-- BEGIN Records for processing --
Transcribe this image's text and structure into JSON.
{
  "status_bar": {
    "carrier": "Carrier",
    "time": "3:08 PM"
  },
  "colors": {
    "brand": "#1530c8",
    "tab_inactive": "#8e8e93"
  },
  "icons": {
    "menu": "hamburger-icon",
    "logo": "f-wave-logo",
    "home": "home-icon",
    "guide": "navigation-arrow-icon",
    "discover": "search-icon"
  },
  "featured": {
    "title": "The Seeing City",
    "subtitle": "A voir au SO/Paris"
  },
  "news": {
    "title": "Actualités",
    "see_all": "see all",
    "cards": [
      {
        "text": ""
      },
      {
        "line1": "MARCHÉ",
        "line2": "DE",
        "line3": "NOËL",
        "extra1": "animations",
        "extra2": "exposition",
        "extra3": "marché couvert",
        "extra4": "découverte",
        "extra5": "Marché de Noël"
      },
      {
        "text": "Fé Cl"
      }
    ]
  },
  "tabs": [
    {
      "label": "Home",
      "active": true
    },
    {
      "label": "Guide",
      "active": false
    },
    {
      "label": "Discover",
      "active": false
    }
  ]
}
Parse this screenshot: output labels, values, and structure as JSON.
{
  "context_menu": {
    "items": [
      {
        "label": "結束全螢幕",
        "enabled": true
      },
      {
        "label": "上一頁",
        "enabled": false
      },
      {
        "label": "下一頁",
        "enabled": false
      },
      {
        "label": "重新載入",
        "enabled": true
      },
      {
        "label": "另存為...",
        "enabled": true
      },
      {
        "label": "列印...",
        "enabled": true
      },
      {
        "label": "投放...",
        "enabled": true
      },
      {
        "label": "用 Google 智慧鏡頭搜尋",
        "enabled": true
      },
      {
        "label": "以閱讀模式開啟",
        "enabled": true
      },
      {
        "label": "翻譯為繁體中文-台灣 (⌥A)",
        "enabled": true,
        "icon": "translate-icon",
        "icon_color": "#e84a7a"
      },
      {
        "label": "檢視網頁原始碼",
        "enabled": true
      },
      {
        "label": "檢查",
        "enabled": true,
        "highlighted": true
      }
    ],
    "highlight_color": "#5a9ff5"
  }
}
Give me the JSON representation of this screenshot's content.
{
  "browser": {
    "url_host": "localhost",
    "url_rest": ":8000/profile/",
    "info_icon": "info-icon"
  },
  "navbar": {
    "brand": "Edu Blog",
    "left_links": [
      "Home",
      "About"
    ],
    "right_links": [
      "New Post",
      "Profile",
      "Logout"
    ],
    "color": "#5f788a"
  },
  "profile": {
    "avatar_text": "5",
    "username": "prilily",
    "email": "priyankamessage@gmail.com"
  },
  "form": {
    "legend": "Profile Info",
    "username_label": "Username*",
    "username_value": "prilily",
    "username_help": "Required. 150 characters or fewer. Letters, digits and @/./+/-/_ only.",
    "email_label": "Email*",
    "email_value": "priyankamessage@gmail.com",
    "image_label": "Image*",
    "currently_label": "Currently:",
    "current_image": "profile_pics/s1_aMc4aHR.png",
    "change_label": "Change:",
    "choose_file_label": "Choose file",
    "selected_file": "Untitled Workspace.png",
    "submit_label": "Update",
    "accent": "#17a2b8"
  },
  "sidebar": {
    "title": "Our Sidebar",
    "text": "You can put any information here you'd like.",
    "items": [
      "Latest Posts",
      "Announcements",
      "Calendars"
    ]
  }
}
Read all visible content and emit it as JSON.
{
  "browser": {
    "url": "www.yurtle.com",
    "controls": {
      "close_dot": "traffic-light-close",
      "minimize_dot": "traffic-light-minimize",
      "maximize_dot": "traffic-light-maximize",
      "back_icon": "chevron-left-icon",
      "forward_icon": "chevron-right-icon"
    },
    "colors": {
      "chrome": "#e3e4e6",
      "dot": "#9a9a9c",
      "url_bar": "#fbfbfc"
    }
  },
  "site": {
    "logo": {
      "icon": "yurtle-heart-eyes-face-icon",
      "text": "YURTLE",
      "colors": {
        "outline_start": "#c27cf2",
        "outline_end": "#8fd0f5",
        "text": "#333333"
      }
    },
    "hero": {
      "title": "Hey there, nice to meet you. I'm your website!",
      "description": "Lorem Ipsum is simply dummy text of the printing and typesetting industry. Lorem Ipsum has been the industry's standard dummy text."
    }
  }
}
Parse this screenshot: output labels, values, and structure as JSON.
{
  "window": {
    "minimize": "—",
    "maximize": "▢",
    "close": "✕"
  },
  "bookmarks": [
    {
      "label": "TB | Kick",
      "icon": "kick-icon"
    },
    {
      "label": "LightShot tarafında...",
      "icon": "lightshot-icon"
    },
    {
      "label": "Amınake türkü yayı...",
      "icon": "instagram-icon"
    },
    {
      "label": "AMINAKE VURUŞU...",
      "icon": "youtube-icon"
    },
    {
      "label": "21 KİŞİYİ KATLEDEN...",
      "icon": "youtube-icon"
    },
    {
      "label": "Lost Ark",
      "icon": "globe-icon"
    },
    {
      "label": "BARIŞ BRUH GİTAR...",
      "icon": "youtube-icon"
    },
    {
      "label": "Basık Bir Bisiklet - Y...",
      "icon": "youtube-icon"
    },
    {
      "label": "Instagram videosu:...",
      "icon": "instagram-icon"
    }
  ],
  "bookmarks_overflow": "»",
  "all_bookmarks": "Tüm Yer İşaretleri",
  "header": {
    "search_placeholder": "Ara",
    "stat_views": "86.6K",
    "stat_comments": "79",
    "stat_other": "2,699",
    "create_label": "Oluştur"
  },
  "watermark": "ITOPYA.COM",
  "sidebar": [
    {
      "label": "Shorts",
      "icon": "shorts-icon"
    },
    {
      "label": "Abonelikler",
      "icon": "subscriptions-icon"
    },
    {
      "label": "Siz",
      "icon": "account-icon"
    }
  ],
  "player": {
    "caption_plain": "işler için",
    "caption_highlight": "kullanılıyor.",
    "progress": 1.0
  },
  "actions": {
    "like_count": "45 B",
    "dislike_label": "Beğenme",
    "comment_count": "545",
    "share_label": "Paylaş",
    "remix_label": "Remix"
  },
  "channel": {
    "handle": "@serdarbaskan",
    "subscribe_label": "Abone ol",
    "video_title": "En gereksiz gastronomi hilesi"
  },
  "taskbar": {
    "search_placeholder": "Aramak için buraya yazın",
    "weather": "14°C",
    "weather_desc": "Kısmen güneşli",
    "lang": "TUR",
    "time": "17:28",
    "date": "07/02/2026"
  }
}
-- END Records for processing --
## Objective
Return the listing above in full, character for character.

## Task solution
Transcribe this image's text and structure into JSON.
{
  "status_bar": {
    "carrier": "Carrier",
    "time": "3:08 PM"
  },
  "colors": {
    "brand": "#1530c8",
    "tab_inactive": "#8e8e93"
  },
  "icons": {
    "menu": "hamburger-icon",
    "logo": "f-wave-logo",
    "home": "home-icon",
    "guide": "navigation-arrow-icon",
    "discover": "search-icon"
  },
  "featured": {
    "title": "The Seeing City",
    "subtitle": "A voir au SO/Paris"
  },
  "news": {
    "title": "Actualités",
    "see_all": "see all",
    "cards": [
      {
        "text": ""
      },
      {
        "line1": "MARCHÉ",
        "line2": "DE",
        "line3": "NOËL",
        "extra1": "animations",
        "extra2": "exposition",
        "extra3": "marché couvert",
        "extra4": "découverte",
        "extra5": "Marché de Noël"
      },
      {
        "text": "Fé Cl"
      }
    ]
  },
  "tabs": [
    {
      "label": "Home",
      "active": true
    },
    {
      "label": "Guide",
      "active": false
    },
    {
      "label": "Discover",
      "active": false
    }
  ]
}
Parse this screenshot: output labels, values, and structure as JSON.
{
  "context_menu": {
    "items": [
      {
        "label": "結束全螢幕",
        "enabled": true
      },
      {
        "label": "上一頁",
        "enabled": false
      },
      {
        "label": "下一頁",
        "enabled": false
      },
      {
        "label": "重新載入",
        "enabled": true
      },
      {
        "label": "另存為...",
        "enabled": true
      },
      {
        "label": "列印...",
        "enabled": true
      },
      {
        "label": "投放...",
        "enabled": true
      },
      {
        "label": "用 Google 智慧鏡頭搜尋",
        "enabled": true
      },
      {
        "label": "以閱讀模式開啟",
        "enabled": true
      },
      {
        "label": "翻譯為繁體中文-台灣 (⌥A)",
        "enabled": true,
        "icon": "translate-icon",
        "icon_color": "#e84a7a"
      },
      {
        "label": "檢視網頁原始碼",
        "enabled": true
      },
      {
        "label": "檢查",
        "enabled": true,
        "highlighted": true
      }
    ],
    "highlight_color": "#5a9ff5"
  }
}
Give me the JSON representation of this screenshot's content.
{
  "browser": {
    "url_host": "localhost",
    "url_rest": ":8000/profile/",
    "info_icon": "info-icon"
  },
  "navbar": {
    "brand": "Edu Blog",
    "left_links": [
      "Home",
      "About"
    ],
    "right_links": [
      "New Post",
      "Profile",
      "Logout"
    ],
    "color": "#5f788a"
  },
  "profile": {
    "avatar_text": "5",
    "username": "prilily",
    "email": "priyankamessage@gmail.com"
  },
  "form": {
    "legend": "Profile Info",
    "username_label": "Username*",
    "username_value": "prilily",
    "username_help": "Required. 150 characters or fewer. Letters, digits and @/./+/-/_ only.",
    "email_label": "Email*",
    "email_value": "priyankamessage@gmail.com",
    "image_label": "Image*",
    "currently_label": "Currently:",
    "current_image": "profile_pics/s1_aMc4aHR.png",
    "change_label": "Change:",
    "choose_file_label": "Choose file",
    "selected_file": "Untitled Workspace.png",
    "submit_label": "Update",
    "accent": "#17a2b8"
  },
  "sidebar": {
    "title": "Our Sidebar",
    "text": "You can put any information here you'd like.",
    "items": [
      "Latest Posts",
      "Announcements",
      "Calendars"
    ]
  }
}
Read all visible content and emit it as JSON.
{
  "browser": {
    "url": "www.yurtle.com",
    "controls": {
      "close_dot": "traffic-light-close",
      "minimize_dot": "traffic-light-minimize",
      "maximize_dot": "traffic-light-maximize",
      "back_icon": "chevron-left-icon",
      "forward_icon": "chevron-right-icon"
    },
    "colors": {
      "chrome": "#e3e4e6",
      "dot": "#9a9a9c",
      "url_bar": "#fbfbfc"
    }
  },
  "site": {
    "logo": {
      "icon": "yurtle-heart-eyes-face-icon",
      "text": "YURTLE",
      "colors": {
        "outline_start": "#c27cf2",
        "outline_end": "#8fd0f5",
        "text": "#333333"
      }
    },
    "hero": {
      "title": "Hey there, nice to meet you. I'm your website!",
      "description": "Lorem Ipsum is simply dummy text of the printing and typesetting industry. Lorem Ipsum has been the industry's standard dummy text."
    }
  }
}
Parse this screenshot: output labels, values, and structure as JSON.
{
  "window": {
    "minimize": "—",
    "maximize": "▢",
    "close": "✕"
  },
  "bookmarks": [
    {
      "label": "TB | Kick",
      "icon": "kick-icon"
    },
    {
      "label": "LightShot tarafında...",
      "icon": "lightshot-icon"
    },
    {
      "label": "Amınake türkü yayı...",
      "icon": "instagram-icon"
    },
    {
      "label": "AMINAKE VURUŞU...",
      "icon": "youtube-icon"
    },
    {
      "label": "21 KİŞİYİ KATLEDEN...",
      "icon": "youtube-icon"
    },
    {
      "label": "Lost Ark",
      "icon": "globe-icon"
    },
    {
      "label": "BARIŞ BRUH GİTAR...",
      "icon": "youtube-icon"
    },
    {
      "label": "Basık Bir Bisiklet - Y...",
      "icon": "youtube-icon"
    },
    {
      "label": "Instagram videosu:...",
      "icon": "instagram-icon"
    }
  ],
  "bookmarks_overflow": "»",
  "all_bookmarks": "Tüm Yer İşaretleri",
  "header": {
    "search_placeholder": "Ara",
    "stat_views": "86.6K",
    "stat_comments": "79",
    "stat_other": "2,699",
    "create_label": "Oluştur"
  },
  "watermark": "ITOPYA.COM",
  "sidebar": [
    {
      "label": "Shorts",
      "icon": "shorts-icon"
    },
    {
      "label": "Abonelikler",
      "icon": "subscriptions-icon"
    },
    {
      "label": "Siz",
      "icon": "account-icon"
    }
  ],
  "player": {
    "caption_plain": "işler için",
    "caption_highlight": "kullanılıyor.",
    "progress": 1.0
  },
  "actions": {
    "like_count": "45 B",
    "dislike_label": "Beğenme",
    "comment_count": "545",
    "share_label": "Paylaş",
    "remix_label": "Remix"
  },
  "channel": {
    "handle": "@serdarbaskan",
    "subscribe_label": "Abone ol",
    "video_title": "En gereksiz gastronomi hilesi"
  },
  "taskbar": {
    "search_placeholder": "Aramak için buraya yazın",
    "weather": "14°C",
    "weather_desc": "Kısmen güneşli",
    "lang": "TUR",
    "time": "17:28",
    "date": "07/02/2026"
  }
}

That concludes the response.